* **TASK STATEMENT**
For this exercise, repeat all of the material verbatim apart from its images.

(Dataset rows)

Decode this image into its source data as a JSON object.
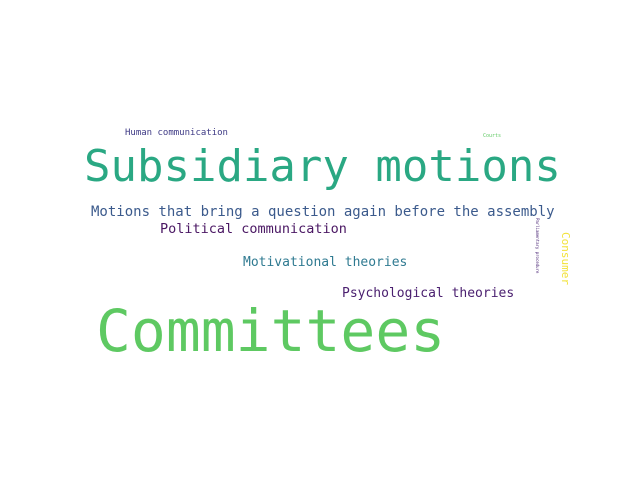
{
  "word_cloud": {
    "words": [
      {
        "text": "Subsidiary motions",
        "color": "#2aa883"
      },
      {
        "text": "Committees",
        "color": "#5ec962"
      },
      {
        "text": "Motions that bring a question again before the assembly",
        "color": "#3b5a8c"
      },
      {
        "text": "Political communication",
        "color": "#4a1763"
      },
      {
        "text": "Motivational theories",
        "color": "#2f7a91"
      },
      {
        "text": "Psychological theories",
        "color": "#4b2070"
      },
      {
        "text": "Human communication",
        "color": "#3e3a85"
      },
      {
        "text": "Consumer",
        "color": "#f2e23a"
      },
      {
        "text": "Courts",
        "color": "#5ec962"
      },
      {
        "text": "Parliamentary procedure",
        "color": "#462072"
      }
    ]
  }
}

* **FINISHED ANSWER**
Decode this image into its source data as a JSON object.
{
  "word_cloud": {
    "words": [
      {
        "text": "Subsidiary motions",
        "color": "#2aa883"
      },
      {
        "text": "Committees",
        "color": "#5ec962"
      },
      {
        "text": "Motions that bring a question again before the assembly",
        "color": "#3b5a8c"
      },
      {
        "text": "Political communication",
        "color": "#4a1763"
      },
      {
        "text": "Motivational theories",
        "color": "#2f7a91"
      },
      {
        "text": "Psychological theories",
        "color": "#4b2070"
      },
      {
        "text": "Human communication",
        "color": "#3e3a85"
      },
      {
        "text": "Consumer",
        "color": "#f2e23a"
      },
      {
        "text": "Courts",
        "color": "#5ec962"
      },
      {
        "text": "Parliamentary procedure",
        "color": "#462072"
      }
    ]
  }
}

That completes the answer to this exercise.